Problem: Search the records below for the word "amount" and show every line where it occurs.

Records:
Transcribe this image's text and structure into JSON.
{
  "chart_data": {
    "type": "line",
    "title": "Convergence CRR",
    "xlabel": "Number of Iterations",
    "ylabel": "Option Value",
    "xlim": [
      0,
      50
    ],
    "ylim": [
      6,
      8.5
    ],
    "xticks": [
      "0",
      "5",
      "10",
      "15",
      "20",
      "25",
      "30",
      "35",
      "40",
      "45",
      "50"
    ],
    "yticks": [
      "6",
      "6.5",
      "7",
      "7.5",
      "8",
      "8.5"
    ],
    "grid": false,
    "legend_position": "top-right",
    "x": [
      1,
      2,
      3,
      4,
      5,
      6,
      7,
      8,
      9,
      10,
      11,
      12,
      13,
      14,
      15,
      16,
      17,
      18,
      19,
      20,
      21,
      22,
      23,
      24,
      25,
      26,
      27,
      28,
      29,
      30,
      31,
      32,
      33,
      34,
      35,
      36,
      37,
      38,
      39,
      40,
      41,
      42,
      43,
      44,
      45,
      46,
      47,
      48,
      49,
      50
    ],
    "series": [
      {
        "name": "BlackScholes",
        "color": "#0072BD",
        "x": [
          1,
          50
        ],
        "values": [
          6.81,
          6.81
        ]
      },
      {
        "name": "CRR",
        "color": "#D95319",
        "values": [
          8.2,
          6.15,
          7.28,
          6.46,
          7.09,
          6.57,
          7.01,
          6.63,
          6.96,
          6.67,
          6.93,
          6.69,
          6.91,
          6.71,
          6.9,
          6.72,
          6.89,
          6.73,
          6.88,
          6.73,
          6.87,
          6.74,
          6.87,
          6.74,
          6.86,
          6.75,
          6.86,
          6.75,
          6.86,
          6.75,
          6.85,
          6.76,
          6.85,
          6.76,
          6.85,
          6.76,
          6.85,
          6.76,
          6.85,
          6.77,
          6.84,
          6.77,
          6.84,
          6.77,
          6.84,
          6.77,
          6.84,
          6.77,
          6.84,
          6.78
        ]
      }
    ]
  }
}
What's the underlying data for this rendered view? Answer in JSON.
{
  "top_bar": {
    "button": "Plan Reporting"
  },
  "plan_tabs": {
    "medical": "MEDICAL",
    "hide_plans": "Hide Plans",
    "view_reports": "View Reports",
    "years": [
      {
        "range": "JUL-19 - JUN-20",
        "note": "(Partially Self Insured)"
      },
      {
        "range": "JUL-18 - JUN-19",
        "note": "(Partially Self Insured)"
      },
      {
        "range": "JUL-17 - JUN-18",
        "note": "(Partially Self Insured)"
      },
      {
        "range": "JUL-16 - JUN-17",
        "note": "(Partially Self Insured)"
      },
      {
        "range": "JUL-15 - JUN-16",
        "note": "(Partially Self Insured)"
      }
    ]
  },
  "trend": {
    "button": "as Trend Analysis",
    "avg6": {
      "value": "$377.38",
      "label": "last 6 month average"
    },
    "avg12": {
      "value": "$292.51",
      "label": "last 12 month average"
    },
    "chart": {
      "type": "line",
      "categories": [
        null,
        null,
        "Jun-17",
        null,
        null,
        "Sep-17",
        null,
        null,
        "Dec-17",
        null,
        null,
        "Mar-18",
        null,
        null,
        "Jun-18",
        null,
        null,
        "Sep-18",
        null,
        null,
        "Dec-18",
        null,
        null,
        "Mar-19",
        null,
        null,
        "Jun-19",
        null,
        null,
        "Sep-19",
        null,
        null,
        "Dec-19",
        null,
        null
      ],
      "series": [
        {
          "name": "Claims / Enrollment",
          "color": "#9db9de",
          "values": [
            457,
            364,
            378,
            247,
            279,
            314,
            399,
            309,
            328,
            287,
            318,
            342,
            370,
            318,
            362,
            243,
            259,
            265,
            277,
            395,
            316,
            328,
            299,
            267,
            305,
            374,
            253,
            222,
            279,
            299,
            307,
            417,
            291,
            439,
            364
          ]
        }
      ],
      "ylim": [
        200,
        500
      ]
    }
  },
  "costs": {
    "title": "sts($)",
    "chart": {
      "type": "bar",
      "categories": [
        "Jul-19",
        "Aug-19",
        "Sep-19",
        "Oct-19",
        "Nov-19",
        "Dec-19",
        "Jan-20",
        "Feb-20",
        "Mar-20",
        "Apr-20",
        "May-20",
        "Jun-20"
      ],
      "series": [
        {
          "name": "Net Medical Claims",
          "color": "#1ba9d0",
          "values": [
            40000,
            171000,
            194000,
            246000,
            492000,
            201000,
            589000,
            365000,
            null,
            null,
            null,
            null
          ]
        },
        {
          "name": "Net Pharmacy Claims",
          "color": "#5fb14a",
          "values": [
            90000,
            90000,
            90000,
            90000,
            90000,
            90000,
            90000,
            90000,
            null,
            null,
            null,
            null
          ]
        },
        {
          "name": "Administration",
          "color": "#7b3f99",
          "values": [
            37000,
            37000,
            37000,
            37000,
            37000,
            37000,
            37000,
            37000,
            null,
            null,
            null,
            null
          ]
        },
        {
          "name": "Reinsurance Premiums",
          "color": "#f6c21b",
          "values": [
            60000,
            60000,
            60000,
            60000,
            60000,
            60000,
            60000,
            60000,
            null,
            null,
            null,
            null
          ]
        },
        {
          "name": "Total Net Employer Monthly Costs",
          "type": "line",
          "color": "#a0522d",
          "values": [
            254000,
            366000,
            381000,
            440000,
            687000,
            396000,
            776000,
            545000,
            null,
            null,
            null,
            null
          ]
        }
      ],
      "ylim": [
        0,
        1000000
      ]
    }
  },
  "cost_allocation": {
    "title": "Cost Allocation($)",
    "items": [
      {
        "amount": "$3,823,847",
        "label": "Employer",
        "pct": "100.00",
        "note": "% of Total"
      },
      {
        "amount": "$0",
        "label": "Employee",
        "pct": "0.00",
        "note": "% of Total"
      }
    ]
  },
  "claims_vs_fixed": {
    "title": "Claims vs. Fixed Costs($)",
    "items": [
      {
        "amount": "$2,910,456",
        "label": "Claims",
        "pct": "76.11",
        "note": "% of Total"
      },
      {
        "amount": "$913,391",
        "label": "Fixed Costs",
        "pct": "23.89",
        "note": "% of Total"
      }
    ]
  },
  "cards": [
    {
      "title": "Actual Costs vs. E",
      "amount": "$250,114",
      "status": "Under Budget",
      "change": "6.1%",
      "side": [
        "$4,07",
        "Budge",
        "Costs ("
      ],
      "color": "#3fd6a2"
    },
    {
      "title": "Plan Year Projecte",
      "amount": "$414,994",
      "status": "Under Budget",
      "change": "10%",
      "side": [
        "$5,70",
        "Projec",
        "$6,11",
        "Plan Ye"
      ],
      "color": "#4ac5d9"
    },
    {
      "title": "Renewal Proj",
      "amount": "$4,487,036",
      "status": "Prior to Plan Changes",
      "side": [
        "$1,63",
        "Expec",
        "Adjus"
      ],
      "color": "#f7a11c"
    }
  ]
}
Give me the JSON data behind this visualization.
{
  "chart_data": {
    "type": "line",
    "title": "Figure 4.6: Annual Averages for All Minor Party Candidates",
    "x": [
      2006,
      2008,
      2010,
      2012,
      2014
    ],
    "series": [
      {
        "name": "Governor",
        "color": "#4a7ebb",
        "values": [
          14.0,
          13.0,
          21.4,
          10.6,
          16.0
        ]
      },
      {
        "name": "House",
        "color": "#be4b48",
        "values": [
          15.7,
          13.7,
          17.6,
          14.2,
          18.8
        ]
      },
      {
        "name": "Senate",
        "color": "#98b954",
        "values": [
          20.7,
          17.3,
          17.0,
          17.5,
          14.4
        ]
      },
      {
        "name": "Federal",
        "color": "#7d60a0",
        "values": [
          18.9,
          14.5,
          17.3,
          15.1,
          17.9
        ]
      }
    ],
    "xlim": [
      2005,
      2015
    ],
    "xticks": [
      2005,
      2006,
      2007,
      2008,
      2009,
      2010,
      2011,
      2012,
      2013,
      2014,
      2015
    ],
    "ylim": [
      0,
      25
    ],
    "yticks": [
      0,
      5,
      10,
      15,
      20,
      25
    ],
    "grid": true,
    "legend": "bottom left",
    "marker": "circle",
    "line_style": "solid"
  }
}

Exercise response:
        "amount": "$3,823,847",
        "amount": "$0",
        "amount": "$2,910,456",
        "amount": "$913,391",
      "amount": "$250,114",
      "amount": "$414,994",
      "amount": "$4,487,036",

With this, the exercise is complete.